- _ITEMS_:
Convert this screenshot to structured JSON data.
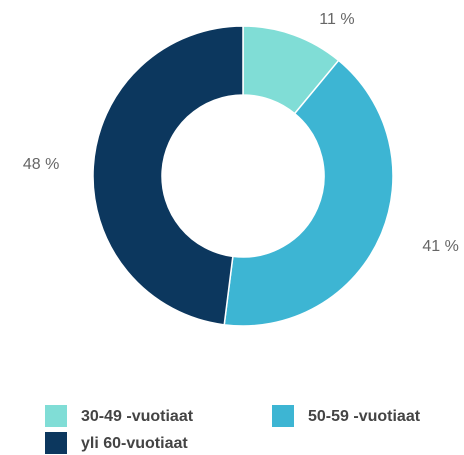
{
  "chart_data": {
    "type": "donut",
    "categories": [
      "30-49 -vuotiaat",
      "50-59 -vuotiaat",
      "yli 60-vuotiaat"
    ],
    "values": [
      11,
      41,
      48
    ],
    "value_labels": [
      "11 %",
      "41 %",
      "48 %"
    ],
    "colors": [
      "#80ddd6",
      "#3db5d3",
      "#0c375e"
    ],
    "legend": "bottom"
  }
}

- _WHAT NEEDS TO BE DONE_:
Return from the data every line that holds "vuotiaat".

- _COMPLETE RESPONSE_:
      "30-49 -vuotiaat",
      "50-59 -vuotiaat",
      "yli 60-vuotiaat"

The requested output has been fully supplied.